▸ Data shown:
** BEGIN **

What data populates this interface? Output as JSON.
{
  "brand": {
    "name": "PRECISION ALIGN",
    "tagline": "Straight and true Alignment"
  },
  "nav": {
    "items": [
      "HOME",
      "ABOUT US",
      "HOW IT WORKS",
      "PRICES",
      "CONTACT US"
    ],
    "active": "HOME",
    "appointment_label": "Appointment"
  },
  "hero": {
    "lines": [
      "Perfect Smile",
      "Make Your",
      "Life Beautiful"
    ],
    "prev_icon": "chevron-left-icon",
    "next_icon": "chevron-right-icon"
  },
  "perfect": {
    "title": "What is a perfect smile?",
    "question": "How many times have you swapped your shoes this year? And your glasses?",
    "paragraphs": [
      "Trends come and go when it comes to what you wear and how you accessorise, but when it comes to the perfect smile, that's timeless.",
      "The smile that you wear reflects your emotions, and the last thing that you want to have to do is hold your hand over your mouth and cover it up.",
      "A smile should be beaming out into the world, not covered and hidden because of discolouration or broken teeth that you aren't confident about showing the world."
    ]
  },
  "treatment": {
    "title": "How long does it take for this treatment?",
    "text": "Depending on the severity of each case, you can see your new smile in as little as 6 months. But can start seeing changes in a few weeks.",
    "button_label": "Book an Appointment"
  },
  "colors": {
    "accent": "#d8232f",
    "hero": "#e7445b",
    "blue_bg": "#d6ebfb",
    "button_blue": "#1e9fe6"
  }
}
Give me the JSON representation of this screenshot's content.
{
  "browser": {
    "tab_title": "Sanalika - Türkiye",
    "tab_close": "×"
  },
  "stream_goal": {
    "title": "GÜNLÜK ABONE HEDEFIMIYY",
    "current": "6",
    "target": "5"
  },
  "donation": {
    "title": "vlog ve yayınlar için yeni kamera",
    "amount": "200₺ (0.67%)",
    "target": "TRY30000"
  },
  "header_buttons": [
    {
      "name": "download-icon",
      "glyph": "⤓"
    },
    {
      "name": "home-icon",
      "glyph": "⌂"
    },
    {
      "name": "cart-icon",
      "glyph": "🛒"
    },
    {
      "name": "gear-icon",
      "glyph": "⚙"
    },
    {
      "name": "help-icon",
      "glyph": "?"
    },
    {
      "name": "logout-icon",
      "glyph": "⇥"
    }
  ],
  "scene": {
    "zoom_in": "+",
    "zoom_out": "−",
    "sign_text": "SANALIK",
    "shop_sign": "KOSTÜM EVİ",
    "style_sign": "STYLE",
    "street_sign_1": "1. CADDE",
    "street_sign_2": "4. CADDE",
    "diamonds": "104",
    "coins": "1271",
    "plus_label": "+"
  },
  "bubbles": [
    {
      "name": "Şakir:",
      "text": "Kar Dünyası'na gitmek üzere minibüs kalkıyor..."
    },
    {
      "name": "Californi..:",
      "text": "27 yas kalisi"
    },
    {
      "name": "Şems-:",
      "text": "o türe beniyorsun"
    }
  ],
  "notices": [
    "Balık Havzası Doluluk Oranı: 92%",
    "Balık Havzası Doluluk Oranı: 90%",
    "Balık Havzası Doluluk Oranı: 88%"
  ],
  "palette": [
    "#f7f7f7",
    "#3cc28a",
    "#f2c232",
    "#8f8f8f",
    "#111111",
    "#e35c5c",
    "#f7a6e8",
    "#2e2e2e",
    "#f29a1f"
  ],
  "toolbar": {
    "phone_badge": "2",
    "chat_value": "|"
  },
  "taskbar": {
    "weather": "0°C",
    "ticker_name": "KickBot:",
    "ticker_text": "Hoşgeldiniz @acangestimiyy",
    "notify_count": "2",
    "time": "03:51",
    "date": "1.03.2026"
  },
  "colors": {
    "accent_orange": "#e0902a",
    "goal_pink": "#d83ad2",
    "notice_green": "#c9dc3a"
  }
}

** END **

▸ Challenge:
Every entry must be output again, exactly as written above.

▸ Reply:
What data populates this interface? Output as JSON.
{
  "brand": {
    "name": "PRECISION ALIGN",
    "tagline": "Straight and true Alignment"
  },
  "nav": {
    "items": [
      "HOME",
      "ABOUT US",
      "HOW IT WORKS",
      "PRICES",
      "CONTACT US"
    ],
    "active": "HOME",
    "appointment_label": "Appointment"
  },
  "hero": {
    "lines": [
      "Perfect Smile",
      "Make Your",
      "Life Beautiful"
    ],
    "prev_icon": "chevron-left-icon",
    "next_icon": "chevron-right-icon"
  },
  "perfect": {
    "title": "What is a perfect smile?",
    "question": "How many times have you swapped your shoes this year? And your glasses?",
    "paragraphs": [
      "Trends come and go when it comes to what you wear and how you accessorise, but when it comes to the perfect smile, that's timeless.",
      "The smile that you wear reflects your emotions, and the last thing that you want to have to do is hold your hand over your mouth and cover it up.",
      "A smile should be beaming out into the world, not covered and hidden because of discolouration or broken teeth that you aren't confident about showing the world."
    ]
  },
  "treatment": {
    "title": "How long does it take for this treatment?",
    "text": "Depending on the severity of each case, you can see your new smile in as little as 6 months. But can start seeing changes in a few weeks.",
    "button_label": "Book an Appointment"
  },
  "colors": {
    "accent": "#d8232f",
    "hero": "#e7445b",
    "blue_bg": "#d6ebfb",
    "button_blue": "#1e9fe6"
  }
}
Give me the JSON representation of this screenshot's content.
{
  "browser": {
    "tab_title": "Sanalika - Türkiye",
    "tab_close": "×"
  },
  "stream_goal": {
    "title": "GÜNLÜK ABONE HEDEFIMIYY",
    "current": "6",
    "target": "5"
  },
  "donation": {
    "title": "vlog ve yayınlar için yeni kamera",
    "amount": "200₺ (0.67%)",
    "target": "TRY30000"
  },
  "header_buttons": [
    {
      "name": "download-icon",
      "glyph": "⤓"
    },
    {
      "name": "home-icon",
      "glyph": "⌂"
    },
    {
      "name": "cart-icon",
      "glyph": "🛒"
    },
    {
      "name": "gear-icon",
      "glyph": "⚙"
    },
    {
      "name": "help-icon",
      "glyph": "?"
    },
    {
      "name": "logout-icon",
      "glyph": "⇥"
    }
  ],
  "scene": {
    "zoom_in": "+",
    "zoom_out": "−",
    "sign_text": "SANALIK",
    "shop_sign": "KOSTÜM EVİ",
    "style_sign": "STYLE",
    "street_sign_1": "1. CADDE",
    "street_sign_2": "4. CADDE",
    "diamonds": "104",
    "coins": "1271",
    "plus_label": "+"
  },
  "bubbles": [
    {
      "name": "Şakir:",
      "text": "Kar Dünyası'na gitmek üzere minibüs kalkıyor..."
    },
    {
      "name": "Californi..:",
      "text": "27 yas kalisi"
    },
    {
      "name": "Şems-:",
      "text": "o türe beniyorsun"
    }
  ],
  "notices": [
    "Balık Havzası Doluluk Oranı: 92%",
    "Balık Havzası Doluluk Oranı: 90%",
    "Balık Havzası Doluluk Oranı: 88%"
  ],
  "palette": [
    "#f7f7f7",
    "#3cc28a",
    "#f2c232",
    "#8f8f8f",
    "#111111",
    "#e35c5c",
    "#f7a6e8",
    "#2e2e2e",
    "#f29a1f"
  ],
  "toolbar": {
    "phone_badge": "2",
    "chat_value": "|"
  },
  "taskbar": {
    "weather": "0°C",
    "ticker_name": "KickBot:",
    "ticker_text": "Hoşgeldiniz @acangestimiyy",
    "notify_count": "2",
    "time": "03:51",
    "date": "1.03.2026"
  },
  "colors": {
    "accent_orange": "#e0902a",
    "goal_pink": "#d83ad2",
    "notice_green": "#c9dc3a"
  }
}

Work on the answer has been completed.